▶ Exercise goal
Your answer is a single number: how many lines hold the word "true"?

▶ Records supplied
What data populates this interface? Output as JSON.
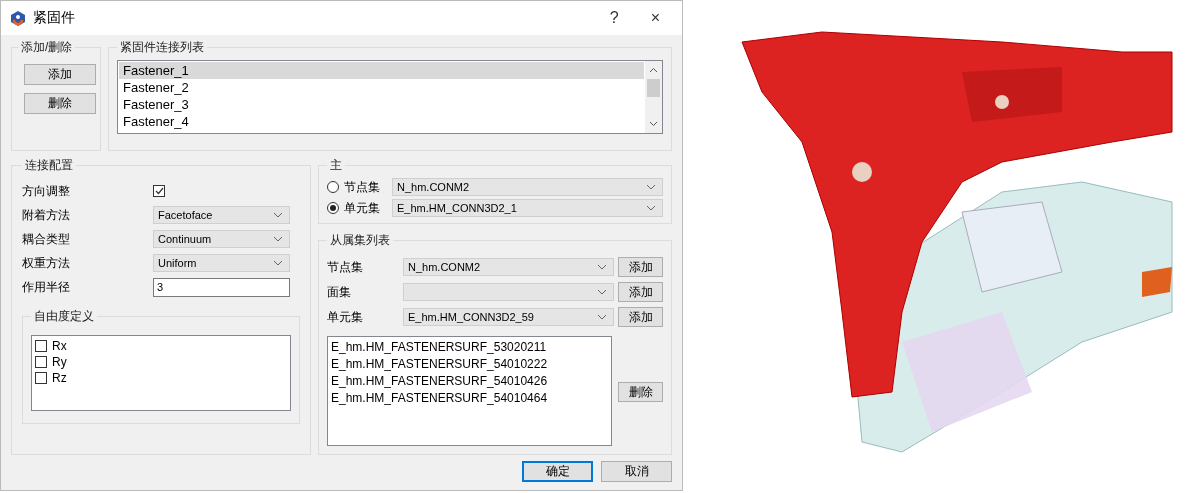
{
  "window": {
    "title": "紧固件",
    "help": "?",
    "close": "×"
  },
  "add_remove": {
    "title": "添加/删除",
    "buttons": [
      "添加",
      "删除"
    ]
  },
  "fastener_list": {
    "title": "紧固件连接列表",
    "items": [
      {
        "label": "Fastener_1",
        "selected": true
      },
      {
        "label": "Fastener_2",
        "selected": false
      },
      {
        "label": "Fastener_3",
        "selected": false
      },
      {
        "label": "Fastener_4",
        "selected": false
      }
    ]
  },
  "connection_config": {
    "title": "连接配置",
    "fields": [
      {
        "kind": "checkbox",
        "label": "方向调整",
        "checked": true
      },
      {
        "kind": "dropdown",
        "label": "附着方法",
        "value": "Facetoface"
      },
      {
        "kind": "dropdown",
        "label": "耦合类型",
        "value": "Continuum"
      },
      {
        "kind": "dropdown",
        "label": "权重方法",
        "value": "Uniform"
      },
      {
        "kind": "input",
        "label": "作用半径",
        "value": "3"
      }
    ],
    "dof": {
      "title": "自由度定义",
      "items": [
        {
          "label": "Rx",
          "checked": false
        },
        {
          "label": "Ry",
          "checked": false
        },
        {
          "label": "Rz",
          "checked": false
        }
      ]
    }
  },
  "master": {
    "title": "主",
    "options": [
      {
        "label": "节点集",
        "selected": false,
        "value": "N_hm.CONM2"
      },
      {
        "label": "单元集",
        "selected": true,
        "value": "E_hm.HM_CONN3D2_1"
      }
    ]
  },
  "slave_list": {
    "title": "从属集列表",
    "rows": [
      {
        "label": "节点集",
        "value": "N_hm.CONM2",
        "button": "添加"
      },
      {
        "label": "面集",
        "button": "添加"
      },
      {
        "label": "单元集",
        "value": "E_hm.HM_CONN3D2_59",
        "button": "添加"
      }
    ],
    "items": [
      "E_hm.HM_FASTENERSURF_53020211",
      "E_hm.HM_FASTENERSURF_54010222",
      "E_hm.HM_FASTENERSURF_54010426",
      "E_hm.HM_FASTENERSURF_54010464"
    ],
    "delete_button": "删除"
  },
  "footer": {
    "buttons": [
      {
        "label": "确定",
        "focused": true
      },
      {
        "label": "取消",
        "focused": false
      }
    ]
  }
}
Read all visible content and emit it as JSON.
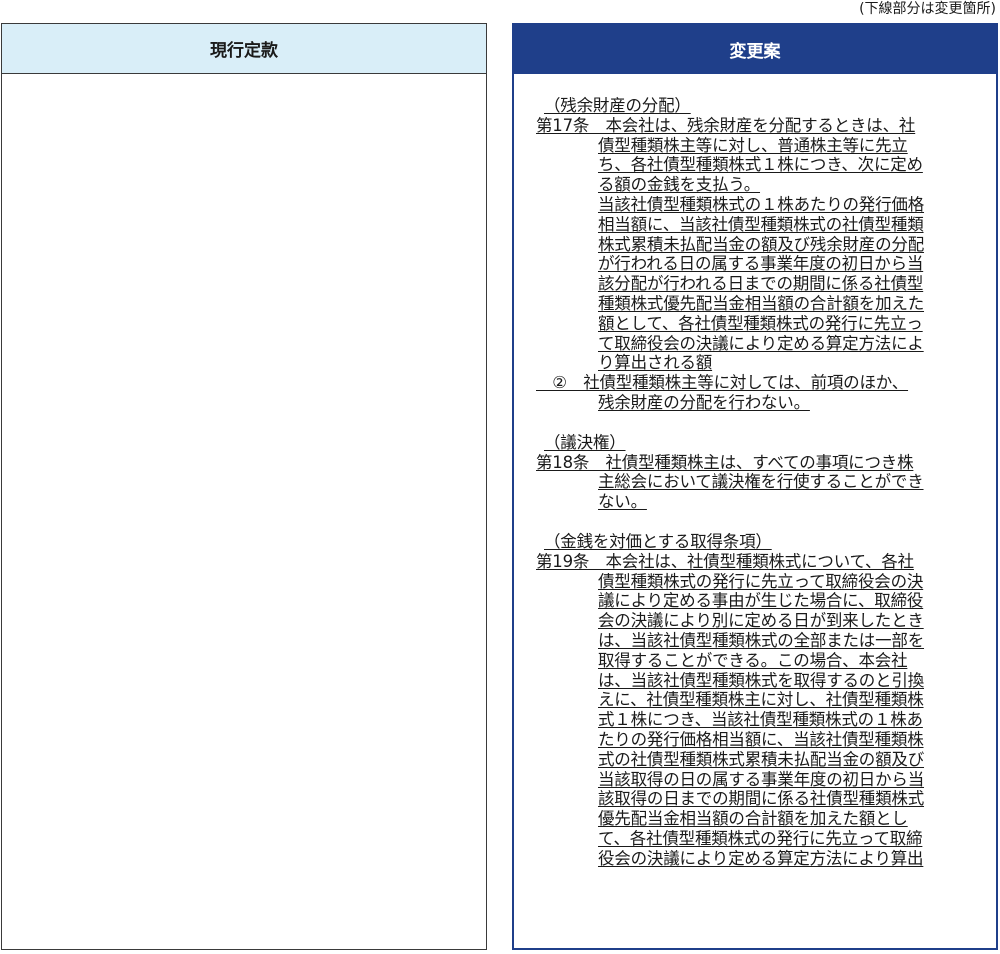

▶ Solution below
4